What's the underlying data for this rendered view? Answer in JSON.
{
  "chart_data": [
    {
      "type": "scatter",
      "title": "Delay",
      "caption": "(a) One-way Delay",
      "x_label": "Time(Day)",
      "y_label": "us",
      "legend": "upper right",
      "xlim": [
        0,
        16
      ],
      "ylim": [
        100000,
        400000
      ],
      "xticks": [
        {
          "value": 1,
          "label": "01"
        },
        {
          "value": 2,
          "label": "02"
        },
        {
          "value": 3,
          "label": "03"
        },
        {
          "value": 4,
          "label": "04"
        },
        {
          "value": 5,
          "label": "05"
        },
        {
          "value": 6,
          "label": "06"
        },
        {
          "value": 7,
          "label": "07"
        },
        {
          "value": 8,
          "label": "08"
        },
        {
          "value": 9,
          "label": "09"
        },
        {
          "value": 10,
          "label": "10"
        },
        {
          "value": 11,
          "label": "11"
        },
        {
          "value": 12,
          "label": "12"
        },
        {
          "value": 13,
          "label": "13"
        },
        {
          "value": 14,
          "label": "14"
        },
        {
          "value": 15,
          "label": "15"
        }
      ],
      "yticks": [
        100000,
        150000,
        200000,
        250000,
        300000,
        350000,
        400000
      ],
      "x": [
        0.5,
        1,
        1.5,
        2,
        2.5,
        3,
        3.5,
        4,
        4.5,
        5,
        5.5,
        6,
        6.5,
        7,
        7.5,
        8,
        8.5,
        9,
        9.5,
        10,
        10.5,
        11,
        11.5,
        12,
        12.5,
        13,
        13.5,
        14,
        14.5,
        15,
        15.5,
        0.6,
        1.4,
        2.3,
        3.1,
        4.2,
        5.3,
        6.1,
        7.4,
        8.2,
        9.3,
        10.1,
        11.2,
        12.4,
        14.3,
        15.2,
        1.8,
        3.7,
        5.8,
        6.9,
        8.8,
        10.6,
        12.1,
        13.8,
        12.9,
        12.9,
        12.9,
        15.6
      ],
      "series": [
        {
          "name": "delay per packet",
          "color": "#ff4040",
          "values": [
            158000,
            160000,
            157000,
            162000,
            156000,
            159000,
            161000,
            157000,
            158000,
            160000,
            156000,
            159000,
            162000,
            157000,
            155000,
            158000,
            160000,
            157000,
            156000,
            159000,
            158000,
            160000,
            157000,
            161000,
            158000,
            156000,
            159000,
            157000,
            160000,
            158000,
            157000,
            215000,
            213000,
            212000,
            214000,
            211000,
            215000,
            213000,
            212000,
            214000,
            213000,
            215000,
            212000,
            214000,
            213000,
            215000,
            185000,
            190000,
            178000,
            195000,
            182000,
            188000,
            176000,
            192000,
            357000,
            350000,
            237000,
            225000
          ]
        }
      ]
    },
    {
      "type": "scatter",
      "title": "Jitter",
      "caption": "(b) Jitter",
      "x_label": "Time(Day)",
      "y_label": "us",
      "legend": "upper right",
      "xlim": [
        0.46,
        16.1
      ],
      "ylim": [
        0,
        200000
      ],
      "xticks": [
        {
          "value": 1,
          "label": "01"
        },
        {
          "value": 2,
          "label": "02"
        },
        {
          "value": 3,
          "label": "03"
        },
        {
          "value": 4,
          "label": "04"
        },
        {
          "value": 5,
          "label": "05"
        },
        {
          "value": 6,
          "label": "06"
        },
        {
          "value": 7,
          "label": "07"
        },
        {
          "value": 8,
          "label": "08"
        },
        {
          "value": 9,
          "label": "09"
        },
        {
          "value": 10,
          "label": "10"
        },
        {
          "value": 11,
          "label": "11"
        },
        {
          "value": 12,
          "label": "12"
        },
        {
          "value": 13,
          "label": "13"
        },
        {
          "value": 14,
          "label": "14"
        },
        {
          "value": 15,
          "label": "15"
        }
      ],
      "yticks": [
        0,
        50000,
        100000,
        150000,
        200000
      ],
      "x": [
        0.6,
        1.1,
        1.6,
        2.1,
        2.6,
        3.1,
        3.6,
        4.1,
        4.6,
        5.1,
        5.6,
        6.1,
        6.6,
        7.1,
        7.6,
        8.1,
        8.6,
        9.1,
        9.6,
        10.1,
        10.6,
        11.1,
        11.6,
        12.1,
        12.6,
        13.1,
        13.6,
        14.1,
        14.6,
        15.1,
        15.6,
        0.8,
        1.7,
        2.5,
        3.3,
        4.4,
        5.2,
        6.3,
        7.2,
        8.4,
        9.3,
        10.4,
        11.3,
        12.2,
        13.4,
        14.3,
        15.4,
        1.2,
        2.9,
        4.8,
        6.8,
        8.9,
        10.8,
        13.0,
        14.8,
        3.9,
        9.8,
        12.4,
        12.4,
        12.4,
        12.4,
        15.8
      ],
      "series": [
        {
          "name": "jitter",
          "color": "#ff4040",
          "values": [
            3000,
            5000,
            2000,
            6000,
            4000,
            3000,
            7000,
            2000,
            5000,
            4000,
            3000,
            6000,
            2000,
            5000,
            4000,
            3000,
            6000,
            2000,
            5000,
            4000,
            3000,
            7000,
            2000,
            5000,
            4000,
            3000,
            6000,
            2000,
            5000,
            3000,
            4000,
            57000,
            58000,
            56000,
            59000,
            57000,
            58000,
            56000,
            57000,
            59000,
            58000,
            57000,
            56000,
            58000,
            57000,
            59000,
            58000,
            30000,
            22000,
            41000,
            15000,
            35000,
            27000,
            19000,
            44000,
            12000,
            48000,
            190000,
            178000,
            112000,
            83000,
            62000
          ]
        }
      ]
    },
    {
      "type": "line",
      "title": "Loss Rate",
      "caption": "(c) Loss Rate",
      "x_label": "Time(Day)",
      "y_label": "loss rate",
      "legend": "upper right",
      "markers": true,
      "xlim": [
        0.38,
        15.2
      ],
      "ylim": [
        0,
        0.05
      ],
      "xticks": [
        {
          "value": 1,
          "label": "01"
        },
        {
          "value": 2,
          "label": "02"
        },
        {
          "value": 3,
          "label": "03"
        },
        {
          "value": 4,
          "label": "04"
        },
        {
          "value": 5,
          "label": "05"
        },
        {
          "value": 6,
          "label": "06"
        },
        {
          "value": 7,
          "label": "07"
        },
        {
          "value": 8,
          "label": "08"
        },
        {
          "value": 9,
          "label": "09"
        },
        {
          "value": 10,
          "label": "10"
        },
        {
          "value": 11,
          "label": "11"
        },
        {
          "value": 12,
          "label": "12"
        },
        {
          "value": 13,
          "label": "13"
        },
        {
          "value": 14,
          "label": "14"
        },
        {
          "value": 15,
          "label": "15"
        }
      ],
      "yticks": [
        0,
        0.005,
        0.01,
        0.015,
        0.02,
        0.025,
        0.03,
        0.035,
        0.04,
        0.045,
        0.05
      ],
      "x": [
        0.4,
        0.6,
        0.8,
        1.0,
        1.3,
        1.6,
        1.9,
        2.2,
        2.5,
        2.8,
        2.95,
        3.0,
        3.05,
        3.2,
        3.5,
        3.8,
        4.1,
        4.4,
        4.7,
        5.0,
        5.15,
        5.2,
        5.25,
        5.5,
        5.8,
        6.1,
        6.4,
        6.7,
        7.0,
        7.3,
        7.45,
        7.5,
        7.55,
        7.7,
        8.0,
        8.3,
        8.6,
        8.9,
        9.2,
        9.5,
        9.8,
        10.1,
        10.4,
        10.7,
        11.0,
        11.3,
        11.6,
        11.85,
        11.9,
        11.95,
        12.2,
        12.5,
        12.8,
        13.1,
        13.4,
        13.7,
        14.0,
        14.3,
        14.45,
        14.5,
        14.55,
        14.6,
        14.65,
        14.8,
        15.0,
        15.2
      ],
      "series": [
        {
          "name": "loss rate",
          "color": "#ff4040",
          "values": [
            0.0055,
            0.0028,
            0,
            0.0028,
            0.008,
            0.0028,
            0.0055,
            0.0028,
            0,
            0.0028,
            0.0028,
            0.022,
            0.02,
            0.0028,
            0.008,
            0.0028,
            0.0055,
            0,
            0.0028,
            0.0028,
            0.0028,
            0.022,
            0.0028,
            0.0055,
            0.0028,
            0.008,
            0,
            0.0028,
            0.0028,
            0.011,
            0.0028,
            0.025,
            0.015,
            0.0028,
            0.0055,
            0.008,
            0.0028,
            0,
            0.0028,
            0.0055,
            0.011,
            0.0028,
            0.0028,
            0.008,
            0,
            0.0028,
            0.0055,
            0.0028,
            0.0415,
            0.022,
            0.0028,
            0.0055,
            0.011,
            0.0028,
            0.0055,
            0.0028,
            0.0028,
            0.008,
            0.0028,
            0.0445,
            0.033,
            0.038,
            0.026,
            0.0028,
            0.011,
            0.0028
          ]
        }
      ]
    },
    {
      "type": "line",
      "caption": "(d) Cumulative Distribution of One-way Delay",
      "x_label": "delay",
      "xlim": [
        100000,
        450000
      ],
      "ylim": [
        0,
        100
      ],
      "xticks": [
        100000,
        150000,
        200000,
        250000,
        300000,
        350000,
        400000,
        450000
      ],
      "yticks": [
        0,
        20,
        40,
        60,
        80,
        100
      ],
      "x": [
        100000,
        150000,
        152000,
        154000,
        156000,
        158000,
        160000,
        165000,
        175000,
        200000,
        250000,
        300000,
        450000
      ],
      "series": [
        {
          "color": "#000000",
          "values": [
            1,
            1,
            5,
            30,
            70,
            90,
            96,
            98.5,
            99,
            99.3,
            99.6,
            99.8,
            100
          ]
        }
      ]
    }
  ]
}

● ● ● ● ● ● ●

YOUR INSTRUCTIONS: What is the number of lines in the data above that include the word "name"? Answer with that number only.

FINAL ANSWER: 3